Data entries
****************
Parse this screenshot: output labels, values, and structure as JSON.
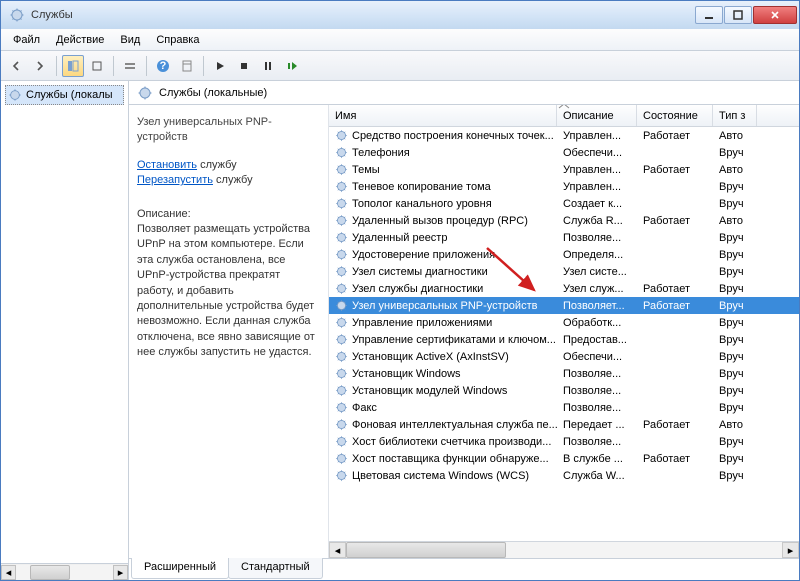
{
  "window": {
    "title": "Службы"
  },
  "menu": [
    "Файл",
    "Действие",
    "Вид",
    "Справка"
  ],
  "tree": {
    "root": "Службы (локалы"
  },
  "header": {
    "label": "Службы (локальные)"
  },
  "detail": {
    "title": "Узел универсальных PNP-устройств",
    "stop_link": "Остановить",
    "stop_tail": " службу",
    "restart_link": "Перезапустить",
    "restart_tail": " службу",
    "desc_label": "Описание:",
    "description": "Позволяет размещать устройства UPnP на этом компьютере. Если эта служба остановлена, все UPnP-устройства прекратят работу, и добавить дополнительные устройства будет невозможно. Если данная служба отключена, все явно зависящие от нее службы запустить не удастся."
  },
  "columns": {
    "name": "Имя",
    "desc": "Описание",
    "state": "Состояние",
    "type": "Тип з"
  },
  "tabs": {
    "ext": "Расширенный",
    "std": "Стандартный"
  },
  "col_widths": {
    "name": 228,
    "desc": 80,
    "state": 76,
    "type": 44
  },
  "services": [
    {
      "name": "Средство построения конечных точек...",
      "desc": "Управлен...",
      "state": "Работает",
      "type": "Авто"
    },
    {
      "name": "Телефония",
      "desc": "Обеспечи...",
      "state": "",
      "type": "Вруч"
    },
    {
      "name": "Темы",
      "desc": "Управлен...",
      "state": "Работает",
      "type": "Авто"
    },
    {
      "name": "Теневое копирование тома",
      "desc": "Управлен...",
      "state": "",
      "type": "Вруч"
    },
    {
      "name": "Тополог канального уровня",
      "desc": "Создает к...",
      "state": "",
      "type": "Вруч"
    },
    {
      "name": "Удаленный вызов процедур (RPC)",
      "desc": "Служба R...",
      "state": "Работает",
      "type": "Авто"
    },
    {
      "name": "Удаленный реестр",
      "desc": "Позволяе...",
      "state": "",
      "type": "Вруч"
    },
    {
      "name": "Удостоверение приложения",
      "desc": "Определя...",
      "state": "",
      "type": "Вруч"
    },
    {
      "name": "Узел системы диагностики",
      "desc": "Узел систе...",
      "state": "",
      "type": "Вруч"
    },
    {
      "name": "Узел службы диагностики",
      "desc": "Узел служ...",
      "state": "Работает",
      "type": "Вруч"
    },
    {
      "name": "Узел универсальных PNP-устройств",
      "desc": "Позволяет...",
      "state": "Работает",
      "type": "Вруч",
      "selected": true
    },
    {
      "name": "Управление приложениями",
      "desc": "Обработк...",
      "state": "",
      "type": "Вруч"
    },
    {
      "name": "Управление сертификатами и ключом...",
      "desc": "Предостав...",
      "state": "",
      "type": "Вруч"
    },
    {
      "name": "Установщик ActiveX (AxInstSV)",
      "desc": "Обеспечи...",
      "state": "",
      "type": "Вруч"
    },
    {
      "name": "Установщик Windows",
      "desc": "Позволяе...",
      "state": "",
      "type": "Вруч"
    },
    {
      "name": "Установщик модулей Windows",
      "desc": "Позволяе...",
      "state": "",
      "type": "Вруч"
    },
    {
      "name": "Факс",
      "desc": "Позволяе...",
      "state": "",
      "type": "Вруч"
    },
    {
      "name": "Фоновая интеллектуальная служба пе...",
      "desc": "Передает ...",
      "state": "Работает",
      "type": "Авто"
    },
    {
      "name": "Хост библиотеки счетчика производи...",
      "desc": "Позволяе...",
      "state": "",
      "type": "Вруч"
    },
    {
      "name": "Хост поставщика функции обнаруже...",
      "desc": "В службе ...",
      "state": "Работает",
      "type": "Вруч"
    },
    {
      "name": "Цветовая система Windows (WCS)",
      "desc": "Служба W...",
      "state": "",
      "type": "Вруч"
    }
  ]
}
****************
--- What you should do ---
Transcribe the listing above verbatim. Omit the pictures.

--- Finished task ---
Parse this screenshot: output labels, values, and structure as JSON.
{
  "window": {
    "title": "Службы"
  },
  "menu": [
    "Файл",
    "Действие",
    "Вид",
    "Справка"
  ],
  "tree": {
    "root": "Службы (локалы"
  },
  "header": {
    "label": "Службы (локальные)"
  },
  "detail": {
    "title": "Узел универсальных PNP-устройств",
    "stop_link": "Остановить",
    "stop_tail": " службу",
    "restart_link": "Перезапустить",
    "restart_tail": " службу",
    "desc_label": "Описание:",
    "description": "Позволяет размещать устройства UPnP на этом компьютере. Если эта служба остановлена, все UPnP-устройства прекратят работу, и добавить дополнительные устройства будет невозможно. Если данная служба отключена, все явно зависящие от нее службы запустить не удастся."
  },
  "columns": {
    "name": "Имя",
    "desc": "Описание",
    "state": "Состояние",
    "type": "Тип з"
  },
  "tabs": {
    "ext": "Расширенный",
    "std": "Стандартный"
  },
  "col_widths": {
    "name": 228,
    "desc": 80,
    "state": 76,
    "type": 44
  },
  "services": [
    {
      "name": "Средство построения конечных точек...",
      "desc": "Управлен...",
      "state": "Работает",
      "type": "Авто"
    },
    {
      "name": "Телефония",
      "desc": "Обеспечи...",
      "state": "",
      "type": "Вруч"
    },
    {
      "name": "Темы",
      "desc": "Управлен...",
      "state": "Работает",
      "type": "Авто"
    },
    {
      "name": "Теневое копирование тома",
      "desc": "Управлен...",
      "state": "",
      "type": "Вруч"
    },
    {
      "name": "Тополог канального уровня",
      "desc": "Создает к...",
      "state": "",
      "type": "Вруч"
    },
    {
      "name": "Удаленный вызов процедур (RPC)",
      "desc": "Служба R...",
      "state": "Работает",
      "type": "Авто"
    },
    {
      "name": "Удаленный реестр",
      "desc": "Позволяе...",
      "state": "",
      "type": "Вруч"
    },
    {
      "name": "Удостоверение приложения",
      "desc": "Определя...",
      "state": "",
      "type": "Вруч"
    },
    {
      "name": "Узел системы диагностики",
      "desc": "Узел систе...",
      "state": "",
      "type": "Вруч"
    },
    {
      "name": "Узел службы диагностики",
      "desc": "Узел служ...",
      "state": "Работает",
      "type": "Вруч"
    },
    {
      "name": "Узел универсальных PNP-устройств",
      "desc": "Позволяет...",
      "state": "Работает",
      "type": "Вруч",
      "selected": true
    },
    {
      "name": "Управление приложениями",
      "desc": "Обработк...",
      "state": "",
      "type": "Вруч"
    },
    {
      "name": "Управление сертификатами и ключом...",
      "desc": "Предостав...",
      "state": "",
      "type": "Вруч"
    },
    {
      "name": "Установщик ActiveX (AxInstSV)",
      "desc": "Обеспечи...",
      "state": "",
      "type": "Вруч"
    },
    {
      "name": "Установщик Windows",
      "desc": "Позволяе...",
      "state": "",
      "type": "Вруч"
    },
    {
      "name": "Установщик модулей Windows",
      "desc": "Позволяе...",
      "state": "",
      "type": "Вруч"
    },
    {
      "name": "Факс",
      "desc": "Позволяе...",
      "state": "",
      "type": "Вруч"
    },
    {
      "name": "Фоновая интеллектуальная служба пе...",
      "desc": "Передает ...",
      "state": "Работает",
      "type": "Авто"
    },
    {
      "name": "Хост библиотеки счетчика производи...",
      "desc": "Позволяе...",
      "state": "",
      "type": "Вруч"
    },
    {
      "name": "Хост поставщика функции обнаруже...",
      "desc": "В службе ...",
      "state": "Работает",
      "type": "Вруч"
    },
    {
      "name": "Цветовая система Windows (WCS)",
      "desc": "Служба W...",
      "state": "",
      "type": "Вруч"
    }
  ]
}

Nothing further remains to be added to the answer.